WHAT THE TASK ASKS: Copy every entry precisely.

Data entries
● ● ● ●

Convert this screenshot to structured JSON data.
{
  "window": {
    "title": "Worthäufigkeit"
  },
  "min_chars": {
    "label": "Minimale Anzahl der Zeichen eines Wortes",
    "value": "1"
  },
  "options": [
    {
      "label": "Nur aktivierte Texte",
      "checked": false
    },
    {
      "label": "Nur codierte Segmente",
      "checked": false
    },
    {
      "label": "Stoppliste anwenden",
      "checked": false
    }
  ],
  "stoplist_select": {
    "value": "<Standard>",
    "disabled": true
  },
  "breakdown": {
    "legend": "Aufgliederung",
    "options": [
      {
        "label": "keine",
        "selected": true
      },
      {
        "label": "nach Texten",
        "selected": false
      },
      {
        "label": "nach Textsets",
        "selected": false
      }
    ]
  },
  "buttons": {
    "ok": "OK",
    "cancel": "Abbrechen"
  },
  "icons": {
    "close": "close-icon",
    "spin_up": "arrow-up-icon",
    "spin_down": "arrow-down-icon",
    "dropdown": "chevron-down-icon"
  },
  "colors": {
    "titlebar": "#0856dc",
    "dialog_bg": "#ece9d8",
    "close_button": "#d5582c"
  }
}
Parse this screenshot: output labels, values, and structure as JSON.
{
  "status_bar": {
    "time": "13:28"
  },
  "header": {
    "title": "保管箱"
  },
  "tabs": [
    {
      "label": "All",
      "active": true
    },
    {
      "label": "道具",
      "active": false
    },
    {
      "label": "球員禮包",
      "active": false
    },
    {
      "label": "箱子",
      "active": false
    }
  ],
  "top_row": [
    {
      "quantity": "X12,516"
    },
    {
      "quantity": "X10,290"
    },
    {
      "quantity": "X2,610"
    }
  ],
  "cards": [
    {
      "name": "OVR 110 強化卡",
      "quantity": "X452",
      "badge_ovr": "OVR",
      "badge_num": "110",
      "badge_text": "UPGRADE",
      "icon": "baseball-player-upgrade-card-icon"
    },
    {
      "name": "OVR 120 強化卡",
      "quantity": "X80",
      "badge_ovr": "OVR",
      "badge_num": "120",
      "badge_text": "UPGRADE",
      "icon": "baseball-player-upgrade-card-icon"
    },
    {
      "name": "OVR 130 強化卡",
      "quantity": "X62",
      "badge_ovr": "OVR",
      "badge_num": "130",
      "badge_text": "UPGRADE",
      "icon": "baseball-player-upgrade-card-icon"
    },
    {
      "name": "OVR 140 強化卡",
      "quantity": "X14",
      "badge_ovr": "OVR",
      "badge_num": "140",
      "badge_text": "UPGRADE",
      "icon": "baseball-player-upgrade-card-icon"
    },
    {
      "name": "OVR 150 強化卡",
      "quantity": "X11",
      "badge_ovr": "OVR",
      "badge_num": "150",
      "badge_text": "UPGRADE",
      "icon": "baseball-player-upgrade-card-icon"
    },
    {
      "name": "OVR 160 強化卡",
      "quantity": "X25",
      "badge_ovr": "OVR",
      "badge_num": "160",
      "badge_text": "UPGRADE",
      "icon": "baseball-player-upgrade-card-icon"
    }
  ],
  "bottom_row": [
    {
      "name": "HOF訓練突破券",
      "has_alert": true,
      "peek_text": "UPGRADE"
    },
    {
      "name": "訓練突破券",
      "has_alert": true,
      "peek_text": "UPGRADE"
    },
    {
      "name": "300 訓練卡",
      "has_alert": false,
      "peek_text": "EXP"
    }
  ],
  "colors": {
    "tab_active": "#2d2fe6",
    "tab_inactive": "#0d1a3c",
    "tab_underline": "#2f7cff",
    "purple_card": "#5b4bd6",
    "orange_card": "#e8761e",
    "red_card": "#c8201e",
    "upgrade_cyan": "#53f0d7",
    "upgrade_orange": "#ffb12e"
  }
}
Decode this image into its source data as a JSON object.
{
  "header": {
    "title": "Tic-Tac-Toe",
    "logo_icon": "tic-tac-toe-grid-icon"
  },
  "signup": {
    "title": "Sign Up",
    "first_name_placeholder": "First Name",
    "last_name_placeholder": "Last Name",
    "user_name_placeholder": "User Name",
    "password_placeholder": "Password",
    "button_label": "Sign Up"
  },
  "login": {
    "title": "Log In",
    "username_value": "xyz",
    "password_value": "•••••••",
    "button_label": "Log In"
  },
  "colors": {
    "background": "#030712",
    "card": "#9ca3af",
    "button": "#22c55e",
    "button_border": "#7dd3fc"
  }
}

● ● ● ●

RESULT OF THIS TASK:
Convert this screenshot to structured JSON data.
{
  "window": {
    "title": "Worthäufigkeit"
  },
  "min_chars": {
    "label": "Minimale Anzahl der Zeichen eines Wortes",
    "value": "1"
  },
  "options": [
    {
      "label": "Nur aktivierte Texte",
      "checked": false
    },
    {
      "label": "Nur codierte Segmente",
      "checked": false
    },
    {
      "label": "Stoppliste anwenden",
      "checked": false
    }
  ],
  "stoplist_select": {
    "value": "<Standard>",
    "disabled": true
  },
  "breakdown": {
    "legend": "Aufgliederung",
    "options": [
      {
        "label": "keine",
        "selected": true
      },
      {
        "label": "nach Texten",
        "selected": false
      },
      {
        "label": "nach Textsets",
        "selected": false
      }
    ]
  },
  "buttons": {
    "ok": "OK",
    "cancel": "Abbrechen"
  },
  "icons": {
    "close": "close-icon",
    "spin_up": "arrow-up-icon",
    "spin_down": "arrow-down-icon",
    "dropdown": "chevron-down-icon"
  },
  "colors": {
    "titlebar": "#0856dc",
    "dialog_bg": "#ece9d8",
    "close_button": "#d5582c"
  }
}
Parse this screenshot: output labels, values, and structure as JSON.
{
  "status_bar": {
    "time": "13:28"
  },
  "header": {
    "title": "保管箱"
  },
  "tabs": [
    {
      "label": "All",
      "active": true
    },
    {
      "label": "道具",
      "active": false
    },
    {
      "label": "球員禮包",
      "active": false
    },
    {
      "label": "箱子",
      "active": false
    }
  ],
  "top_row": [
    {
      "quantity": "X12,516"
    },
    {
      "quantity": "X10,290"
    },
    {
      "quantity": "X2,610"
    }
  ],
  "cards": [
    {
      "name": "OVR 110 強化卡",
      "quantity": "X452",
      "badge_ovr": "OVR",
      "badge_num": "110",
      "badge_text": "UPGRADE",
      "icon": "baseball-player-upgrade-card-icon"
    },
    {
      "name": "OVR 120 強化卡",
      "quantity": "X80",
      "badge_ovr": "OVR",
      "badge_num": "120",
      "badge_text": "UPGRADE",
      "icon": "baseball-player-upgrade-card-icon"
    },
    {
      "name": "OVR 130 強化卡",
      "quantity": "X62",
      "badge_ovr": "OVR",
      "badge_num": "130",
      "badge_text": "UPGRADE",
      "icon": "baseball-player-upgrade-card-icon"
    },
    {
      "name": "OVR 140 強化卡",
      "quantity": "X14",
      "badge_ovr": "OVR",
      "badge_num": "140",
      "badge_text": "UPGRADE",
      "icon": "baseball-player-upgrade-card-icon"
    },
    {
      "name": "OVR 150 強化卡",
      "quantity": "X11",
      "badge_ovr": "OVR",
      "badge_num": "150",
      "badge_text": "UPGRADE",
      "icon": "baseball-player-upgrade-card-icon"
    },
    {
      "name": "OVR 160 強化卡",
      "quantity": "X25",
      "badge_ovr": "OVR",
      "badge_num": "160",
      "badge_text": "UPGRADE",
      "icon": "baseball-player-upgrade-card-icon"
    }
  ],
  "bottom_row": [
    {
      "name": "HOF訓練突破券",
      "has_alert": true,
      "peek_text": "UPGRADE"
    },
    {
      "name": "訓練突破券",
      "has_alert": true,
      "peek_text": "UPGRADE"
    },
    {
      "name": "300 訓練卡",
      "has_alert": false,
      "peek_text": "EXP"
    }
  ],
  "colors": {
    "tab_active": "#2d2fe6",
    "tab_inactive": "#0d1a3c",
    "tab_underline": "#2f7cff",
    "purple_card": "#5b4bd6",
    "orange_card": "#e8761e",
    "red_card": "#c8201e",
    "upgrade_cyan": "#53f0d7",
    "upgrade_orange": "#ffb12e"
  }
}
Decode this image into its source data as a JSON object.
{
  "header": {
    "title": "Tic-Tac-Toe",
    "logo_icon": "tic-tac-toe-grid-icon"
  },
  "signup": {
    "title": "Sign Up",
    "first_name_placeholder": "First Name",
    "last_name_placeholder": "Last Name",
    "user_name_placeholder": "User Name",
    "password_placeholder": "Password",
    "button_label": "Sign Up"
  },
  "login": {
    "title": "Log In",
    "username_value": "xyz",
    "password_value": "•••••••",
    "button_label": "Log In"
  },
  "colors": {
    "background": "#030712",
    "card": "#9ca3af",
    "button": "#22c55e",
    "button_border": "#7dd3fc"
  }
}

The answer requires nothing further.